(Data records)
▼

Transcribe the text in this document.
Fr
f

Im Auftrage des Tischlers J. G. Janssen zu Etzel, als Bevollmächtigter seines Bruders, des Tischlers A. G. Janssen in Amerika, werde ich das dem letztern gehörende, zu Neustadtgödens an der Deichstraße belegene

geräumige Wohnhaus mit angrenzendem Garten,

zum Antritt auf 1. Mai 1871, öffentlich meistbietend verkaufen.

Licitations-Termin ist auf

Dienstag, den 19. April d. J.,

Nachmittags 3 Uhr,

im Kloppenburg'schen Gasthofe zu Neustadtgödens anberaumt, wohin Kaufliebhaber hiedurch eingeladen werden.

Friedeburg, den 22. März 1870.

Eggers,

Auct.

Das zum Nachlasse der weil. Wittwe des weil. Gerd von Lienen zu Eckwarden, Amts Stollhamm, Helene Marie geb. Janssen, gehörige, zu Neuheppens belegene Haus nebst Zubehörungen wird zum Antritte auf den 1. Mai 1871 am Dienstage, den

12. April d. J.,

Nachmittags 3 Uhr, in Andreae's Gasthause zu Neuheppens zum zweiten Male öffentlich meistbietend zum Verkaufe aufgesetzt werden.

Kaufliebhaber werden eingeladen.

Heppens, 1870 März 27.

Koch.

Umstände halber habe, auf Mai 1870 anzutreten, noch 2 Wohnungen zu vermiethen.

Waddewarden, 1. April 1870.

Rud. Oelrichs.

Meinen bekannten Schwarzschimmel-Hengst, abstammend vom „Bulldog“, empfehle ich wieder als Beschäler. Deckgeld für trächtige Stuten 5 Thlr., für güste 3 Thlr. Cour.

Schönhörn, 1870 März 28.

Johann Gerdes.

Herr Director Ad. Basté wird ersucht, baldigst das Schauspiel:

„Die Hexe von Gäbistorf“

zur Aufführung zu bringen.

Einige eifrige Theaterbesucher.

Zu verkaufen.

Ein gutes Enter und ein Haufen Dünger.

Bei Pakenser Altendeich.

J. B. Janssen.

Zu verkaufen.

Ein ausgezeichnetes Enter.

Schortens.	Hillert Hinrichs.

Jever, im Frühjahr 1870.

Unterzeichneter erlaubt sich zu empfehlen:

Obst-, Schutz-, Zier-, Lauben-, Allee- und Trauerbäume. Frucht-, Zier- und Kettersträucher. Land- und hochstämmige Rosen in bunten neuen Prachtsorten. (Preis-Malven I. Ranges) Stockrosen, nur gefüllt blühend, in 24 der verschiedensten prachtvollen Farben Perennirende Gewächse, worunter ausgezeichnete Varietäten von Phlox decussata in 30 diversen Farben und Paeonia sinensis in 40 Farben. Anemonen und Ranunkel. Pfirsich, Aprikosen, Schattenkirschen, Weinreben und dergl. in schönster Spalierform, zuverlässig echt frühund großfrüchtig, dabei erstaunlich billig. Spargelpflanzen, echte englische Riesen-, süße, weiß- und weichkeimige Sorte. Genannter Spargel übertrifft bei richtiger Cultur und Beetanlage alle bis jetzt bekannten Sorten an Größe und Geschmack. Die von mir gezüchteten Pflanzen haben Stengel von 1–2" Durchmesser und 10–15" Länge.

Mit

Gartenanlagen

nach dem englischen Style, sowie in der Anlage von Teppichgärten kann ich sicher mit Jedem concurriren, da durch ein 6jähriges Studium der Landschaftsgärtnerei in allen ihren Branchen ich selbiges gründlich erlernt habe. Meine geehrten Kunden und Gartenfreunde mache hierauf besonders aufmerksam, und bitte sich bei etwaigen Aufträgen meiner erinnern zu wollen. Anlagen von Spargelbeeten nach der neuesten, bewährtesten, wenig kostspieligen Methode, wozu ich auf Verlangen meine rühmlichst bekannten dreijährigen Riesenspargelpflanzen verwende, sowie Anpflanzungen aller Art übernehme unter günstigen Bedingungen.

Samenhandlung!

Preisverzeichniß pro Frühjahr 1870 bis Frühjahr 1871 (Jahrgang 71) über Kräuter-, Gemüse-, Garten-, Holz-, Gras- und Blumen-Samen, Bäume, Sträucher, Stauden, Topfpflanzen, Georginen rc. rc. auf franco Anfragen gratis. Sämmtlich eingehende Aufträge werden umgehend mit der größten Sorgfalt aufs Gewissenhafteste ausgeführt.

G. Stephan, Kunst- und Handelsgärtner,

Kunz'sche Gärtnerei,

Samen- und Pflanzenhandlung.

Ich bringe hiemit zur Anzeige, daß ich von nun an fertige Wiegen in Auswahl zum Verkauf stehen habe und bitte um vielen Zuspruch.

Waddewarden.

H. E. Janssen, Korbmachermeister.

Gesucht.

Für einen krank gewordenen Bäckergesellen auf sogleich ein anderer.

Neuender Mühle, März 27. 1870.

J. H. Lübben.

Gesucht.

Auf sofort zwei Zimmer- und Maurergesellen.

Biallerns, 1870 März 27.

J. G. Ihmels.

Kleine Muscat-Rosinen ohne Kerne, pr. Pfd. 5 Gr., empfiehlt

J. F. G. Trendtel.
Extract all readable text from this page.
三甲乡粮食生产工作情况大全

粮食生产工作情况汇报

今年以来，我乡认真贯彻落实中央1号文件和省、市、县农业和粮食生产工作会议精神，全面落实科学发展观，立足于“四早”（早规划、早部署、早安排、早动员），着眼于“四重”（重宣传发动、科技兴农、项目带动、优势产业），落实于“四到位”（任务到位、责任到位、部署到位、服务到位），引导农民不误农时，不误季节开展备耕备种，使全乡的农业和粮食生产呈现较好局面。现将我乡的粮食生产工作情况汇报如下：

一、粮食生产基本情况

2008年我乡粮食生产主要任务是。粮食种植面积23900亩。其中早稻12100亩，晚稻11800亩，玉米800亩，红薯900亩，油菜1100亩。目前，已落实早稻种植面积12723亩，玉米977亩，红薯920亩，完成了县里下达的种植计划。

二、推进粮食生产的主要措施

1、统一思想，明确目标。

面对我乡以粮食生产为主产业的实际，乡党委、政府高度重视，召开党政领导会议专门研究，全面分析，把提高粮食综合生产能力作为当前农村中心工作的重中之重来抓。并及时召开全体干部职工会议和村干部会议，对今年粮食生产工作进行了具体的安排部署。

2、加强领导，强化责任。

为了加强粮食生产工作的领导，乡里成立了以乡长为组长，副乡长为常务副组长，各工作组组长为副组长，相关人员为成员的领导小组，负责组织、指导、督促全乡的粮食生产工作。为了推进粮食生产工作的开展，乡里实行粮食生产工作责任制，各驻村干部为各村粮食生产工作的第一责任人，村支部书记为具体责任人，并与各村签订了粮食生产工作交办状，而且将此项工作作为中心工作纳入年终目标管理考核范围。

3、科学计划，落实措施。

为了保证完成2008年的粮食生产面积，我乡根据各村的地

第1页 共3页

▲

* WHAT IS EXPECTED
Return only those lines of the records that contain the string "Nachmittags".

* EXERCISE ANSWER
Nachmittags 3 Uhr,
Nachmittags 3 Uhr, in Andreae's Gasthause zu Neuheppens zum zweiten Male öffentlich meistbietend zum Verkaufe aufgesetzt werden.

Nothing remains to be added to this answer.